Extract the full set of records that follows, word for word.

Stored records:
## Begin

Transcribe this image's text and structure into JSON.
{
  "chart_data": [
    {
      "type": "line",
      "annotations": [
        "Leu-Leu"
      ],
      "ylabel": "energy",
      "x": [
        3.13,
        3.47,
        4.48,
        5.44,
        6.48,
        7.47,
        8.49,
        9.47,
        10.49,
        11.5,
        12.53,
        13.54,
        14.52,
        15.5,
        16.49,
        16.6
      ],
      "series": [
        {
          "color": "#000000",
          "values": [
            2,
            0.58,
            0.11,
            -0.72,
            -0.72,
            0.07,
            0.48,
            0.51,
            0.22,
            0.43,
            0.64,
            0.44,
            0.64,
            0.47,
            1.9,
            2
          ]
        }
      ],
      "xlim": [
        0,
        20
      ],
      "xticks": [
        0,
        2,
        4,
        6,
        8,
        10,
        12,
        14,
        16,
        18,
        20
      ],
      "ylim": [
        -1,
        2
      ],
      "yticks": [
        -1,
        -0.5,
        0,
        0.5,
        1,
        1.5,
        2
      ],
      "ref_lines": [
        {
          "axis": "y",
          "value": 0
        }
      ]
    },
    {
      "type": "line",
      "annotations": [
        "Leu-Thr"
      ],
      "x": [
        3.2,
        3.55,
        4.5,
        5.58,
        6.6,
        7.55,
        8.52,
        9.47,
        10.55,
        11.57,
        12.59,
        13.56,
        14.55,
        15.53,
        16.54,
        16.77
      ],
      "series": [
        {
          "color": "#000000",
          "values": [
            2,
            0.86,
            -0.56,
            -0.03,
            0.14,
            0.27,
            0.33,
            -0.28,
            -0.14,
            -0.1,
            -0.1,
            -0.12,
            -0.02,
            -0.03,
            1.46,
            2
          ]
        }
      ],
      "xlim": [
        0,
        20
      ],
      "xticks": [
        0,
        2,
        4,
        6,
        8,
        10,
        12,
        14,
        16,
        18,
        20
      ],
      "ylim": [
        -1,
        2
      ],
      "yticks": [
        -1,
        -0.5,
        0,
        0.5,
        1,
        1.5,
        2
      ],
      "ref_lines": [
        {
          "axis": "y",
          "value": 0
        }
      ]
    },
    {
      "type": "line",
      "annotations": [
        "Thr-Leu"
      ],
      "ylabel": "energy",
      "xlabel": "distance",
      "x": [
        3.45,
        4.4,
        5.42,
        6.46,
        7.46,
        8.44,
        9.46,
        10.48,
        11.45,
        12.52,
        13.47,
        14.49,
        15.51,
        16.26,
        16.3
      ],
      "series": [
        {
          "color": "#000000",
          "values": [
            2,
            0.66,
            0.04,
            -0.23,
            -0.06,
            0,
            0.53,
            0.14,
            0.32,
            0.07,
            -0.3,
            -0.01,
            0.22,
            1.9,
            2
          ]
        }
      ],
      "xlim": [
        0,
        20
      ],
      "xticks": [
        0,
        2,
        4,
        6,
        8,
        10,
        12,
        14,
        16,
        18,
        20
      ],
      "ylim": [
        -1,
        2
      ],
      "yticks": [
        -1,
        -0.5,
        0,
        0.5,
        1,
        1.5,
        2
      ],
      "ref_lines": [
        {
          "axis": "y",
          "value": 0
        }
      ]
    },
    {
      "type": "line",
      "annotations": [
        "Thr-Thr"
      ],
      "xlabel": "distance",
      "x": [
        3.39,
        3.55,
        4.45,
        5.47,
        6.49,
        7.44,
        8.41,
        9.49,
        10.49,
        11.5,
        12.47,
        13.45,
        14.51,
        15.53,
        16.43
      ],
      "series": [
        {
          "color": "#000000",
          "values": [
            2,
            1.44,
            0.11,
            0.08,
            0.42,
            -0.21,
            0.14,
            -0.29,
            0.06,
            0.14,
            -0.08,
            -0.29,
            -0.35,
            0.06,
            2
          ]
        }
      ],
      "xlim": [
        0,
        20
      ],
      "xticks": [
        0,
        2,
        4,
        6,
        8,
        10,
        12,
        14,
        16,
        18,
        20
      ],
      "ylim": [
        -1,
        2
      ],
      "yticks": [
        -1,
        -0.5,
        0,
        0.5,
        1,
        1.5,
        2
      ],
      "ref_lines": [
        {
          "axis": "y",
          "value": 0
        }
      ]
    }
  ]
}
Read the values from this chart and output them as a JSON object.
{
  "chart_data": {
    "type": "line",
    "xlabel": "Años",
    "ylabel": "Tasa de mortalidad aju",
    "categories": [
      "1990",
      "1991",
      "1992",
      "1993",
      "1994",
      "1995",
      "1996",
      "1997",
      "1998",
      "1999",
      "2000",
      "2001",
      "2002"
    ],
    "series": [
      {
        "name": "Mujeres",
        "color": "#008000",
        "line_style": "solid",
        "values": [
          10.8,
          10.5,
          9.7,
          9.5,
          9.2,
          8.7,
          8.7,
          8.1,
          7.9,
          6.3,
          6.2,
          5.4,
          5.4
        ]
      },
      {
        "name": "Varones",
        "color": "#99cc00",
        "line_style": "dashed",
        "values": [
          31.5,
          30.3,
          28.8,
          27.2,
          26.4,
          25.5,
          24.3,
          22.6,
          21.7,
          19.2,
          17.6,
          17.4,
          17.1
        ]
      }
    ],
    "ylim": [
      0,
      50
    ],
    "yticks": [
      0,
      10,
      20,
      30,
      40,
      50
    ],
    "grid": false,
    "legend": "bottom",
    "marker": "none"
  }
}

## End

### Exercise result
Transcribe this image's text and structure into JSON.
{
  "chart_data": [
    {
      "type": "line",
      "annotations": [
        "Leu-Leu"
      ],
      "ylabel": "energy",
      "x": [
        3.13,
        3.47,
        4.48,
        5.44,
        6.48,
        7.47,
        8.49,
        9.47,
        10.49,
        11.5,
        12.53,
        13.54,
        14.52,
        15.5,
        16.49,
        16.6
      ],
      "series": [
        {
          "color": "#000000",
          "values": [
            2,
            0.58,
            0.11,
            -0.72,
            -0.72,
            0.07,
            0.48,
            0.51,
            0.22,
            0.43,
            0.64,
            0.44,
            0.64,
            0.47,
            1.9,
            2
          ]
        }
      ],
      "xlim": [
        0,
        20
      ],
      "xticks": [
        0,
        2,
        4,
        6,
        8,
        10,
        12,
        14,
        16,
        18,
        20
      ],
      "ylim": [
        -1,
        2
      ],
      "yticks": [
        -1,
        -0.5,
        0,
        0.5,
        1,
        1.5,
        2
      ],
      "ref_lines": [
        {
          "axis": "y",
          "value": 0
        }
      ]
    },
    {
      "type": "line",
      "annotations": [
        "Leu-Thr"
      ],
      "x": [
        3.2,
        3.55,
        4.5,
        5.58,
        6.6,
        7.55,
        8.52,
        9.47,
        10.55,
        11.57,
        12.59,
        13.56,
        14.55,
        15.53,
        16.54,
        16.77
      ],
      "series": [
        {
          "color": "#000000",
          "values": [
            2,
            0.86,
            -0.56,
            -0.03,
            0.14,
            0.27,
            0.33,
            -0.28,
            -0.14,
            -0.1,
            -0.1,
            -0.12,
            -0.02,
            -0.03,
            1.46,
            2
          ]
        }
      ],
      "xlim": [
        0,
        20
      ],
      "xticks": [
        0,
        2,
        4,
        6,
        8,
        10,
        12,
        14,
        16,
        18,
        20
      ],
      "ylim": [
        -1,
        2
      ],
      "yticks": [
        -1,
        -0.5,
        0,
        0.5,
        1,
        1.5,
        2
      ],
      "ref_lines": [
        {
          "axis": "y",
          "value": 0
        }
      ]
    },
    {
      "type": "line",
      "annotations": [
        "Thr-Leu"
      ],
      "ylabel": "energy",
      "xlabel": "distance",
      "x": [
        3.45,
        4.4,
        5.42,
        6.46,
        7.46,
        8.44,
        9.46,
        10.48,
        11.45,
        12.52,
        13.47,
        14.49,
        15.51,
        16.26,
        16.3
      ],
      "series": [
        {
          "color": "#000000",
          "values": [
            2,
            0.66,
            0.04,
            -0.23,
            -0.06,
            0,
            0.53,
            0.14,
            0.32,
            0.07,
            -0.3,
            -0.01,
            0.22,
            1.9,
            2
          ]
        }
      ],
      "xlim": [
        0,
        20
      ],
      "xticks": [
        0,
        2,
        4,
        6,
        8,
        10,
        12,
        14,
        16,
        18,
        20
      ],
      "ylim": [
        -1,
        2
      ],
      "yticks": [
        -1,
        -0.5,
        0,
        0.5,
        1,
        1.5,
        2
      ],
      "ref_lines": [
        {
          "axis": "y",
          "value": 0
        }
      ]
    },
    {
      "type": "line",
      "annotations": [
        "Thr-Thr"
      ],
      "xlabel": "distance",
      "x": [
        3.39,
        3.55,
        4.45,
        5.47,
        6.49,
        7.44,
        8.41,
        9.49,
        10.49,
        11.5,
        12.47,
        13.45,
        14.51,
        15.53,
        16.43
      ],
      "series": [
        {
          "color": "#000000",
          "values": [
            2,
            1.44,
            0.11,
            0.08,
            0.42,
            -0.21,
            0.14,
            -0.29,
            0.06,
            0.14,
            -0.08,
            -0.29,
            -0.35,
            0.06,
            2
          ]
        }
      ],
      "xlim": [
        0,
        20
      ],
      "xticks": [
        0,
        2,
        4,
        6,
        8,
        10,
        12,
        14,
        16,
        18,
        20
      ],
      "ylim": [
        -1,
        2
      ],
      "yticks": [
        -1,
        -0.5,
        0,
        0.5,
        1,
        1.5,
        2
      ],
      "ref_lines": [
        {
          "axis": "y",
          "value": 0
        }
      ]
    }
  ]
}
Read the values from this chart and output them as a JSON object.
{
  "chart_data": {
    "type": "line",
    "xlabel": "Años",
    "ylabel": "Tasa de mortalidad aju",
    "categories": [
      "1990",
      "1991",
      "1992",
      "1993",
      "1994",
      "1995",
      "1996",
      "1997",
      "1998",
      "1999",
      "2000",
      "2001",
      "2002"
    ],
    "series": [
      {
        "name": "Mujeres",
        "color": "#008000",
        "line_style": "solid",
        "values": [
          10.8,
          10.5,
          9.7,
          9.5,
          9.2,
          8.7,
          8.7,
          8.1,
          7.9,
          6.3,
          6.2,
          5.4,
          5.4
        ]
      },
      {
        "name": "Varones",
        "color": "#99cc00",
        "line_style": "dashed",
        "values": [
          31.5,
          30.3,
          28.8,
          27.2,
          26.4,
          25.5,
          24.3,
          22.6,
          21.7,
          19.2,
          17.6,
          17.4,
          17.1
        ]
      }
    ],
    "ylim": [
      0,
      50
    ],
    "yticks": [
      0,
      10,
      20,
      30,
      40,
      50
    ],
    "grid": false,
    "legend": "bottom",
    "marker": "none"
  }
}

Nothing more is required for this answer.